(Data excerpts)

↓↓↓

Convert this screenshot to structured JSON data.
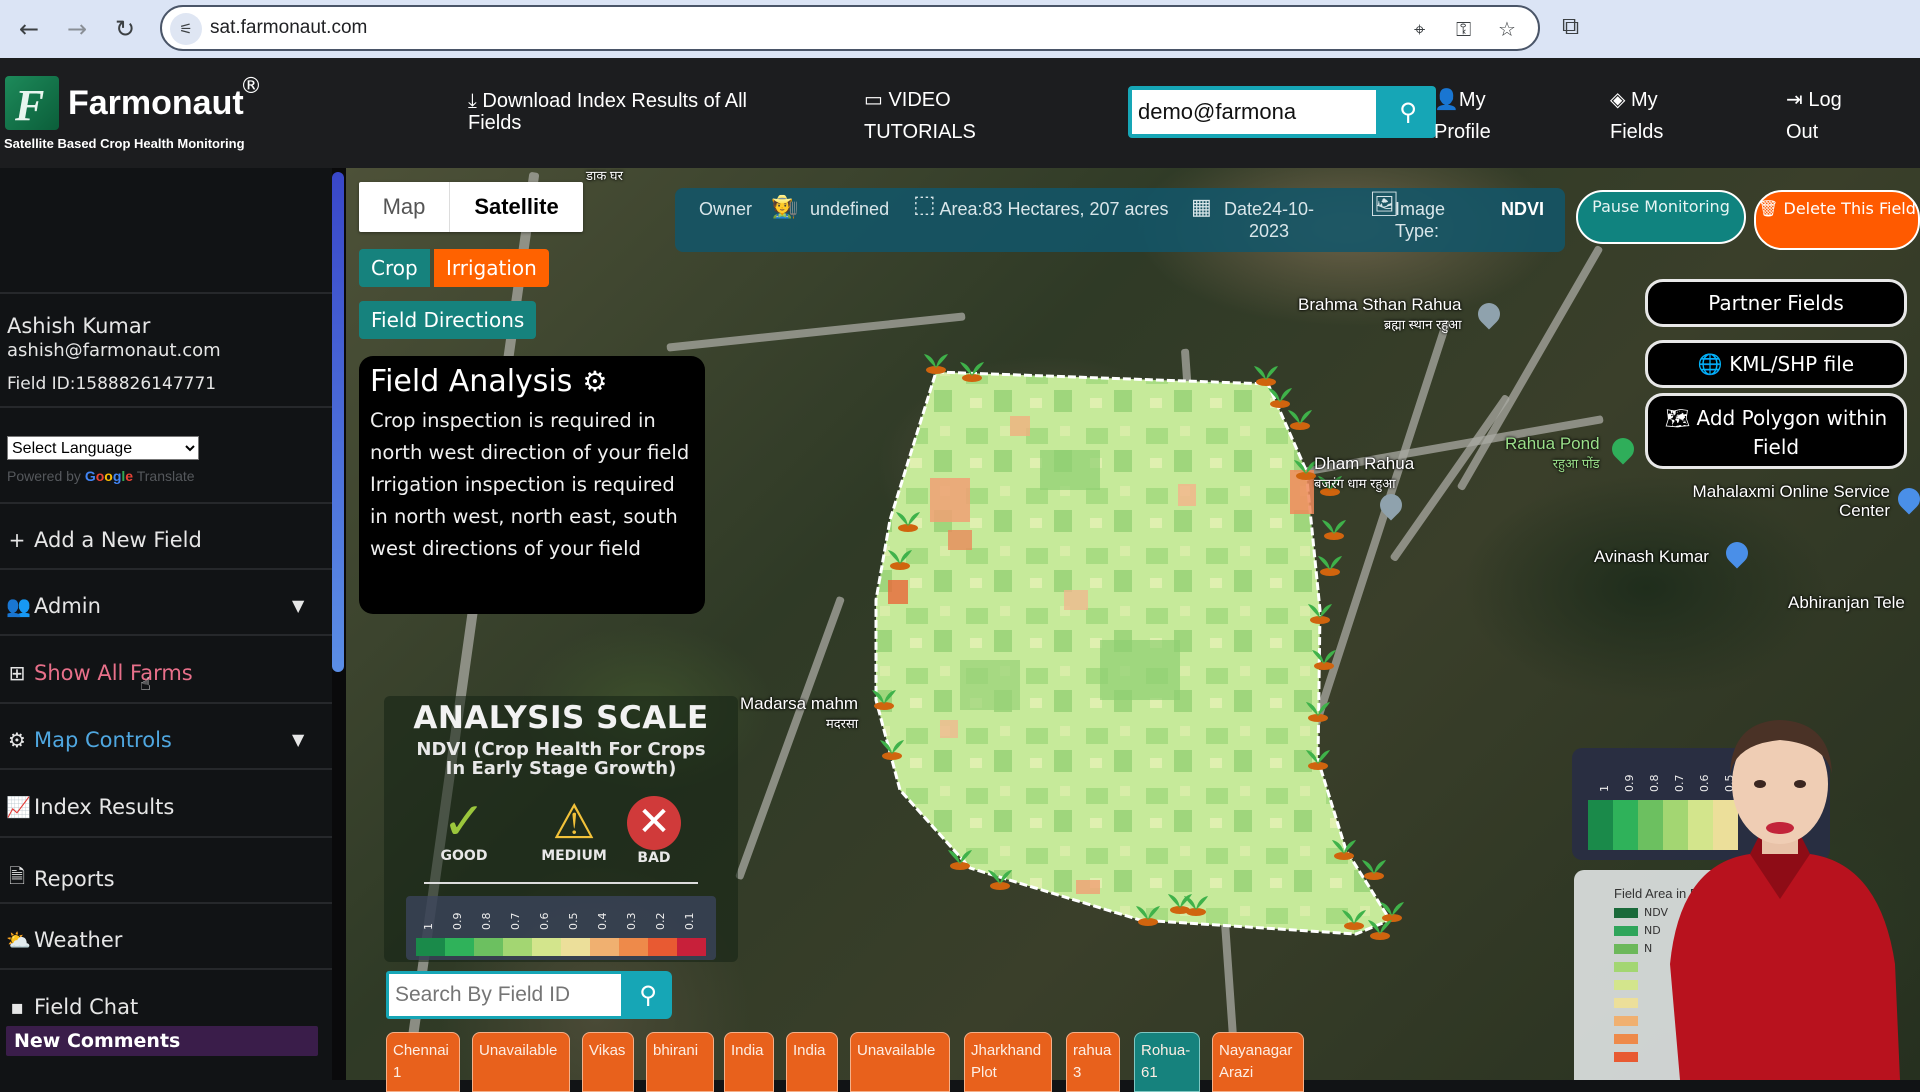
{
  "browser": {
    "url": "sat.farmonaut.com",
    "icons": [
      "back-arrow-icon",
      "forward-arrow-icon",
      "reload-icon",
      "site-settings-icon",
      "location-off-icon",
      "key-icon",
      "star-icon",
      "extensions-icon"
    ]
  },
  "header": {
    "brand": "Farmonaut",
    "registered": "®",
    "tagline": "Satellite Based Crop Health Monitoring",
    "download_label": "Download Index Results of All Fields",
    "video_label": "VIDEO TUTORIALS",
    "search_value": "demo@farmona",
    "profile_label": "My Profile",
    "fields_label": "My Fields",
    "logout_label": "Log Out"
  },
  "sidebar": {
    "user_name": "Ashish Kumar",
    "user_email": "ashish@farmonaut.com",
    "field_id": "Field ID:1588826147771",
    "language_select": "Select Language",
    "powered_by": "Powered by",
    "google": "Google",
    "translate": "Translate",
    "items": [
      {
        "label": "Add a New Field",
        "icon": "plus-icon",
        "color": "#e6e6e6"
      },
      {
        "label": "Admin",
        "icon": "users-gear-icon",
        "color": "#e6e6e6"
      },
      {
        "label": "Show All Farms",
        "icon": "grid-icon",
        "color": "#e8708a"
      },
      {
        "label": "Map Controls",
        "icon": "gear-icon",
        "color": "#4fa7e0"
      },
      {
        "label": "Index Results",
        "icon": "chart-line-icon",
        "color": "#e6e6e6"
      },
      {
        "label": "Reports",
        "icon": "file-icon",
        "color": "#e6e6e6"
      },
      {
        "label": "Weather",
        "icon": "cloud-sun-icon",
        "color": "#e6e6e6"
      },
      {
        "label": "Field Chat",
        "icon": "chat-icon",
        "color": "#e6e6e6"
      }
    ],
    "new_comments": "New Comments"
  },
  "map": {
    "map_type": {
      "map": "Map",
      "satellite": "Satellite",
      "selected": "Satellite"
    },
    "crop_label": "Crop",
    "irrigation_label": "Irrigation",
    "field_directions_label": "Field Directions",
    "info": {
      "owner_label": "Owner",
      "owner_value": "undefined",
      "area": "Area:83 Hectares, 207 acres",
      "date": "Date24-10-2023",
      "image_type_label": "Image Type:",
      "image_type_value": "NDVI"
    },
    "pause_label": "Pause Monitoring",
    "delete_label": "Delete This Field",
    "partner_label": "Partner Fields",
    "kml_label": "KML/SHP file",
    "polygon_label": "Add Polygon within Field",
    "labels": [
      {
        "text": "Brahma Sthan Rahua",
        "sub": "ब्रह्मा स्थान रहुआ"
      },
      {
        "text": "Dham Rahua",
        "sub": "बजरंग धाम रहुआ"
      },
      {
        "text": "Rahua Pond",
        "sub": "रहुआ पोंड"
      },
      {
        "text": "Mahalaxmi Online Service Center",
        "sub": ""
      },
      {
        "text": "Avinash Kumar",
        "sub": ""
      },
      {
        "text": "Abhiranjan Tele",
        "sub": ""
      },
      {
        "text": "Madarsa mahm",
        "sub": "मदरसा"
      },
      {
        "text": "डाक घर",
        "sub": ""
      }
    ],
    "field_analysis": {
      "title": "Field Analysis",
      "crop_text": "Crop inspection is required in north west direction of your field",
      "irrigation_text": "Irrigation inspection is required in north west, north east, south west directions of your field"
    },
    "analysis_scale": {
      "title": "ANALYSIS SCALE",
      "subtitle_1": "NDVI (Crop Health For Crops",
      "subtitle_2": "In Early Stage Growth)",
      "good": "GOOD",
      "medium": "MEDIUM",
      "bad": "BAD",
      "ticks": [
        "1",
        "0.9",
        "0.8",
        "0.7",
        "0.6",
        "0.5",
        "0.4",
        "0.3",
        "0.2",
        "0.1"
      ],
      "colors": [
        "#1a8a4a",
        "#2fb25a",
        "#6cc060",
        "#a3d672",
        "#d3e58c",
        "#ecdf9a",
        "#f0b070",
        "#ee8a4a",
        "#e85a32",
        "#c8203a"
      ]
    },
    "search_placeholder": "Search By Field ID",
    "field_tabs": [
      {
        "label": "Chennai\n1",
        "color": "orange"
      },
      {
        "label": "Unavailable",
        "color": "orange"
      },
      {
        "label": "Vikas",
        "color": "orange"
      },
      {
        "label": "bhirani",
        "color": "orange"
      },
      {
        "label": "India",
        "color": "orange"
      },
      {
        "label": "India",
        "color": "orange"
      },
      {
        "label": "Unavailable",
        "color": "orange"
      },
      {
        "label": "Jharkhand\nPlot",
        "color": "orange"
      },
      {
        "label": "rahua\n3",
        "color": "orange"
      },
      {
        "label": "Rohua-\n61",
        "color": "teal"
      },
      {
        "label": "Nayanagar\nArazi",
        "color": "orange"
      }
    ]
  },
  "presenter_inset": {
    "ticks": [
      "1",
      "0.9",
      "0.8",
      "0.7",
      "0.6",
      "0.5"
    ],
    "legend_caption": "Field Area in Di",
    "legend_rows": [
      "NDV",
      "ND",
      "N"
    ]
  }
}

↑↑↑

▸ Do this
Scan the material line by line and report each one that contains "Fields".

▸ Solution for this problem
    "download_label": "Download Index Results of All Fields",
    "fields_label": "My Fields",
    "partner_label": "Partner Fields",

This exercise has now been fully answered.